### Task prompt
Say how many lines of these entries include the word "GLOBAL", and answer with the number alone.

#### Information provided

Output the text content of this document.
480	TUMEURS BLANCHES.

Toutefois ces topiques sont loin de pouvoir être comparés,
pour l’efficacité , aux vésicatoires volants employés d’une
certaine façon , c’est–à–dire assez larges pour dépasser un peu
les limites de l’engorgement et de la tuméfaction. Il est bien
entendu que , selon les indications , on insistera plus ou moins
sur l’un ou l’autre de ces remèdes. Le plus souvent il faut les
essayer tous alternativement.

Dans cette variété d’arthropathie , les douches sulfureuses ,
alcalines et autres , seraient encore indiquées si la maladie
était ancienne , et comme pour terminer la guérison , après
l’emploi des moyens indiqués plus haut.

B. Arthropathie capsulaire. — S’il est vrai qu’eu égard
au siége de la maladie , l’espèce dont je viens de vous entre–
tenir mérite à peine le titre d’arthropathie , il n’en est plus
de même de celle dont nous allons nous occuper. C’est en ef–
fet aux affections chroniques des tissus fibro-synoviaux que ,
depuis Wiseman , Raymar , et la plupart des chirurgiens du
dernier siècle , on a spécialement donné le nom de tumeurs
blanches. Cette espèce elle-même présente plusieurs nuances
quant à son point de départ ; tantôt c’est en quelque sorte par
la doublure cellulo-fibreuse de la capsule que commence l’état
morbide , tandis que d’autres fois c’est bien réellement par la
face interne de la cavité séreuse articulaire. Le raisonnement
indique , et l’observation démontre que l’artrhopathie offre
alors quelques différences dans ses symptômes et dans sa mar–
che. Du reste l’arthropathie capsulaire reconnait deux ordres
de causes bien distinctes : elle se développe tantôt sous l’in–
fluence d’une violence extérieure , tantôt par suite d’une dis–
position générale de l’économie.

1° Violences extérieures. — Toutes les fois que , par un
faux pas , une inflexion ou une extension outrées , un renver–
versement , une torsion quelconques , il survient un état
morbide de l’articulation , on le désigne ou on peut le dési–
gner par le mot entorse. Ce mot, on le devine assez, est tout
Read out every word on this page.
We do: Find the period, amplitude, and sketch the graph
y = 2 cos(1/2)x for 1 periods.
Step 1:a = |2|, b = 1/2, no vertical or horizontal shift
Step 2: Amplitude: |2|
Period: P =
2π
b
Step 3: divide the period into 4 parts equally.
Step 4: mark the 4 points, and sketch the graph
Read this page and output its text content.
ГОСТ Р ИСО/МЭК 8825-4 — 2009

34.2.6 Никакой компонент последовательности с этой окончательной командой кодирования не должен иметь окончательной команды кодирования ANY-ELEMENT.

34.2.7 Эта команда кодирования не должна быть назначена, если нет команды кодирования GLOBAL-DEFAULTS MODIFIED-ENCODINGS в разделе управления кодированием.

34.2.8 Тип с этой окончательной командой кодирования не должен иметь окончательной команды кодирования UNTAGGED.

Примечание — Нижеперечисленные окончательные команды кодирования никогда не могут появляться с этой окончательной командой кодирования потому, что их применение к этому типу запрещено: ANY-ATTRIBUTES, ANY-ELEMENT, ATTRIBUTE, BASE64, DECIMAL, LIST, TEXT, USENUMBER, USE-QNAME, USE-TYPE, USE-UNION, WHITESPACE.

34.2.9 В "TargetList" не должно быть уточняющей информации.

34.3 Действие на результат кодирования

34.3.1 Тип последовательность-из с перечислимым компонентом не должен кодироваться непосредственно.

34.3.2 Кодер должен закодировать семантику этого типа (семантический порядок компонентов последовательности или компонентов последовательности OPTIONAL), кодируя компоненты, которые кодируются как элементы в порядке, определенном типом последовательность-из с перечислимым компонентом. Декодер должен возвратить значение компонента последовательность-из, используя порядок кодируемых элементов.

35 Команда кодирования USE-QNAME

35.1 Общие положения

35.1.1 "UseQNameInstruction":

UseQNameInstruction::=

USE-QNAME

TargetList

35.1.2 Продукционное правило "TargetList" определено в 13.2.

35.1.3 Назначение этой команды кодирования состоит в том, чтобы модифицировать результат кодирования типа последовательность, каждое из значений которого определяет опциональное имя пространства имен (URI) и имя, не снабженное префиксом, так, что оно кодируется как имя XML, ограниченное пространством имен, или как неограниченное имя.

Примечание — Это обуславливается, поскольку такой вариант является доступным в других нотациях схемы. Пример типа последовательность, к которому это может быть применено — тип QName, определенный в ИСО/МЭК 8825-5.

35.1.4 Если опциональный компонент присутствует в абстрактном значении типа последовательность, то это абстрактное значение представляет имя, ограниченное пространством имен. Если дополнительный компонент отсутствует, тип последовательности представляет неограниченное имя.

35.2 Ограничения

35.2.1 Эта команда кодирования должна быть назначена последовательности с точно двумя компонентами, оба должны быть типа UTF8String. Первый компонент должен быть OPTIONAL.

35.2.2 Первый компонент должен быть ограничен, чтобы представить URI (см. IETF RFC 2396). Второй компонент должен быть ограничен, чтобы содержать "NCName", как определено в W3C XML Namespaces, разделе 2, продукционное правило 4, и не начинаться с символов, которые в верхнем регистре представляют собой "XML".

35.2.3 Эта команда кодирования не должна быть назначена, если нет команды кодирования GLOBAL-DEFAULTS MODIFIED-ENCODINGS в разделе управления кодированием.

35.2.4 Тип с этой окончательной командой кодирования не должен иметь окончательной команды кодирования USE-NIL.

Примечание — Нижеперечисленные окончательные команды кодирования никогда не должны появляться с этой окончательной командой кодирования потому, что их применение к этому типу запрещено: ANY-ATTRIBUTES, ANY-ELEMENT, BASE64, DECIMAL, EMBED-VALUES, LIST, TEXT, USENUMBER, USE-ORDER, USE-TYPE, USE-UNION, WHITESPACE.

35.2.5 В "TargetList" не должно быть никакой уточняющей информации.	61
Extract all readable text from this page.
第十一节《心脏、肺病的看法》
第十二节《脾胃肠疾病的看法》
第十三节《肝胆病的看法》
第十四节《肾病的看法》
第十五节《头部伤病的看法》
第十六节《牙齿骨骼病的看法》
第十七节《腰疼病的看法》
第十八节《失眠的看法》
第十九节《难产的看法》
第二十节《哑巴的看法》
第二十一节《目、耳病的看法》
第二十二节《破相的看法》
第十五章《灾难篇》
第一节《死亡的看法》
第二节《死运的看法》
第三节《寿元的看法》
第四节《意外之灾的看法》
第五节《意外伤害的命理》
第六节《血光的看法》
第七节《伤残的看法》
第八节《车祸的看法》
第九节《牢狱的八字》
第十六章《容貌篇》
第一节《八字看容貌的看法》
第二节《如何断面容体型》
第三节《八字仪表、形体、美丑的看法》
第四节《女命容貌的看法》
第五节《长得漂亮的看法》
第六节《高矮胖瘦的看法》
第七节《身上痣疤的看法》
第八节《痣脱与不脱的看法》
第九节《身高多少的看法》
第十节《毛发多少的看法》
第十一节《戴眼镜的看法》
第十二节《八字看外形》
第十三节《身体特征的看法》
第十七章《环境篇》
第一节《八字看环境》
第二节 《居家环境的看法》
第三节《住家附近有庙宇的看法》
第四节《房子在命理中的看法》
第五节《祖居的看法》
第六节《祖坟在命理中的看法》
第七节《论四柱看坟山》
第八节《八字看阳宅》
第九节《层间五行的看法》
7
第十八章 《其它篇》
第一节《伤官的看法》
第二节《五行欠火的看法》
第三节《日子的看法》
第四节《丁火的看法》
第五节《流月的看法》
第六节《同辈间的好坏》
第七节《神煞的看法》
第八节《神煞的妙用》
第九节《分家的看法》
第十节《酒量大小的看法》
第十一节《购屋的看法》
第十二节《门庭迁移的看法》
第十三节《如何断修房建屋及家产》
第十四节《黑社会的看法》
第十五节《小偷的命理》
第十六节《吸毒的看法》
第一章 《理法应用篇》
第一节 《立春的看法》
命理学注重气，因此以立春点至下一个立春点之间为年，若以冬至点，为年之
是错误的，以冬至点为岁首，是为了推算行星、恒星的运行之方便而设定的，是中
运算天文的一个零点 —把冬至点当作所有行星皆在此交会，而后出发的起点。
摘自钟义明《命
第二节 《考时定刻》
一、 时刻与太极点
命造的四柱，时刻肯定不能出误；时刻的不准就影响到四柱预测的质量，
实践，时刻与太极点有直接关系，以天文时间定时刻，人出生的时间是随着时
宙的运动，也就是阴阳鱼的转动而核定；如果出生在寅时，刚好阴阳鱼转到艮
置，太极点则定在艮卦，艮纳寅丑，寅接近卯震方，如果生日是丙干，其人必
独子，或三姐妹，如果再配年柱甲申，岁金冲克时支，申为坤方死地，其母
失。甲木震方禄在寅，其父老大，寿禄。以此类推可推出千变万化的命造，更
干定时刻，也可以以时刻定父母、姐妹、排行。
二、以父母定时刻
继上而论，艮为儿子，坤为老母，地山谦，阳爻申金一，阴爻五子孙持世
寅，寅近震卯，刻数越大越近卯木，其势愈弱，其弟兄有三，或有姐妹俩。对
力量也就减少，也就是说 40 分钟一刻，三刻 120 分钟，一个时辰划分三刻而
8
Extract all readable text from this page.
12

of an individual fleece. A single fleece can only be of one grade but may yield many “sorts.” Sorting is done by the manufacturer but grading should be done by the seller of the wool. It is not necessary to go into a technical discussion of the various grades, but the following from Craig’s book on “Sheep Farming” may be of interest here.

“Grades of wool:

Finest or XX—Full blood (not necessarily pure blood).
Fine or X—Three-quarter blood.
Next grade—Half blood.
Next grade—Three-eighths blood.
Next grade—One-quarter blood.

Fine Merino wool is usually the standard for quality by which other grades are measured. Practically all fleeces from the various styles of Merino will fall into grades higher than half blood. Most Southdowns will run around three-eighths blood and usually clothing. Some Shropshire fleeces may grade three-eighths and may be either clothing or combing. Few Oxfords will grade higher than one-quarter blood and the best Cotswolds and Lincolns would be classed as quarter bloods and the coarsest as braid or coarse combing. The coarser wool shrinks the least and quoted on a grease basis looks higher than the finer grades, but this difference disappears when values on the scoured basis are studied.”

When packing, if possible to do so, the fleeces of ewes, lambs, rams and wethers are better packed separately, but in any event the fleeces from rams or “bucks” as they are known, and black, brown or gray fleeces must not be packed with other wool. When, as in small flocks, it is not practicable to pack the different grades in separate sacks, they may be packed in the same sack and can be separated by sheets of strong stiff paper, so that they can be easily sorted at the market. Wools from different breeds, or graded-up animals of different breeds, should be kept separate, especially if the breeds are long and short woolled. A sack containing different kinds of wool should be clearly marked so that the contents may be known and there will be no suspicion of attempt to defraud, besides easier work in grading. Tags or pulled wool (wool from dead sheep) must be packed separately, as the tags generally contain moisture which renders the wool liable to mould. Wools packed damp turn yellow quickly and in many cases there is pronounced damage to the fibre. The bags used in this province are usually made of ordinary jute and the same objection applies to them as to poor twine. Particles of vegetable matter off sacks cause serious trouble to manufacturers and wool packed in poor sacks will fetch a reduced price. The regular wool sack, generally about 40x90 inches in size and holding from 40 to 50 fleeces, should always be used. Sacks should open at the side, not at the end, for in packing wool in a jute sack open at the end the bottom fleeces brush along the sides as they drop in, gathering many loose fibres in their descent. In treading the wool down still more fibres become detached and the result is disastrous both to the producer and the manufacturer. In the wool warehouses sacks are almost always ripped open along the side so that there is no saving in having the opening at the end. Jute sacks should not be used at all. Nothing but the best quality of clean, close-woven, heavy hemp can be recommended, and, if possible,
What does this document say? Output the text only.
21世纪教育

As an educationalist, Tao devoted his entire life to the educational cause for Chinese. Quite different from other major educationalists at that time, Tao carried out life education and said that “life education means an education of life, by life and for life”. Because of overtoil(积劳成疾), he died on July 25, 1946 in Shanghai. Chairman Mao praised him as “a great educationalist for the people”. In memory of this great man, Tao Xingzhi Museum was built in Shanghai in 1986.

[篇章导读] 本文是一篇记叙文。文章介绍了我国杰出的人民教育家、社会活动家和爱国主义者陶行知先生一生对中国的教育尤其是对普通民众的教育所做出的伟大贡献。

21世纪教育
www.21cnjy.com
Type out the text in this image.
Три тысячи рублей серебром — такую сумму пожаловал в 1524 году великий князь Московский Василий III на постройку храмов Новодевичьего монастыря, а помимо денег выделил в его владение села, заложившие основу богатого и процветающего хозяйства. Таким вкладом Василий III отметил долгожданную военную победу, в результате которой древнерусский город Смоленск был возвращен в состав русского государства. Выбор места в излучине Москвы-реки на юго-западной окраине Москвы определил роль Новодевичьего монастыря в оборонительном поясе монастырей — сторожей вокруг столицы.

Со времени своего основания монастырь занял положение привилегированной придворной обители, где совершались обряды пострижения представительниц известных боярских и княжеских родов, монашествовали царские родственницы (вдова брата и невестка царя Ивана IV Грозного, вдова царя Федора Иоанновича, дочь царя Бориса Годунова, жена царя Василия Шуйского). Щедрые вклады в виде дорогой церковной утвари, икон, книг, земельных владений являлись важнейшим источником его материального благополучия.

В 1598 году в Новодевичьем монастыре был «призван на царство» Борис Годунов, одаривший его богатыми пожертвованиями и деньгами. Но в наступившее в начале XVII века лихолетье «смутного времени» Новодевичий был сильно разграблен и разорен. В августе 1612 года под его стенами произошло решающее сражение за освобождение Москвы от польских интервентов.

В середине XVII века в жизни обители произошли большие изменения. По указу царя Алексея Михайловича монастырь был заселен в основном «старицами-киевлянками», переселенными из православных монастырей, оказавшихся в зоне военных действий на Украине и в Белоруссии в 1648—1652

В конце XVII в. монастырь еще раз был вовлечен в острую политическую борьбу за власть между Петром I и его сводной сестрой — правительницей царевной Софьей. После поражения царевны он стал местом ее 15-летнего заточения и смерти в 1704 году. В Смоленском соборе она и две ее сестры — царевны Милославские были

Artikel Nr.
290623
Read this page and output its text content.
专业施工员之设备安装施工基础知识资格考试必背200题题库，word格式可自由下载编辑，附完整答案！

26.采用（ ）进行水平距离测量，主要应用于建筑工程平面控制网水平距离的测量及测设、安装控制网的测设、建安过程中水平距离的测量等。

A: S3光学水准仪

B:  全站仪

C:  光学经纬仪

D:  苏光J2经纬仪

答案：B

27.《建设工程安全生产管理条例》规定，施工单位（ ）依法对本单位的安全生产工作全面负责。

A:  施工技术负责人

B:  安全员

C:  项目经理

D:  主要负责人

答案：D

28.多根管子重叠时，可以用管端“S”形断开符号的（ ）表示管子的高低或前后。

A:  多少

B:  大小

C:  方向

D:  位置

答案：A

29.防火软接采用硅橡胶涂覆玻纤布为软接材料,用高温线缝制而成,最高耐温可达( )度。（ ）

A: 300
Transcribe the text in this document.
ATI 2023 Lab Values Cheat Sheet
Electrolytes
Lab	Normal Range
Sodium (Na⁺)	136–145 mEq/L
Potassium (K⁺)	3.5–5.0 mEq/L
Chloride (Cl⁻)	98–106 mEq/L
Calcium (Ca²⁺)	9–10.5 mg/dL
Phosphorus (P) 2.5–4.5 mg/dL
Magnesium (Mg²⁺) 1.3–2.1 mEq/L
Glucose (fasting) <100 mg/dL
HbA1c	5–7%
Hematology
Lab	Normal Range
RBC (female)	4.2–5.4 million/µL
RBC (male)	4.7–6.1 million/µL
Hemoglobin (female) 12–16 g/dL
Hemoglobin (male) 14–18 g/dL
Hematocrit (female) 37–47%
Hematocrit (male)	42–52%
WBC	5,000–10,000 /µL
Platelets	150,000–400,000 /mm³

########

### Task answer
2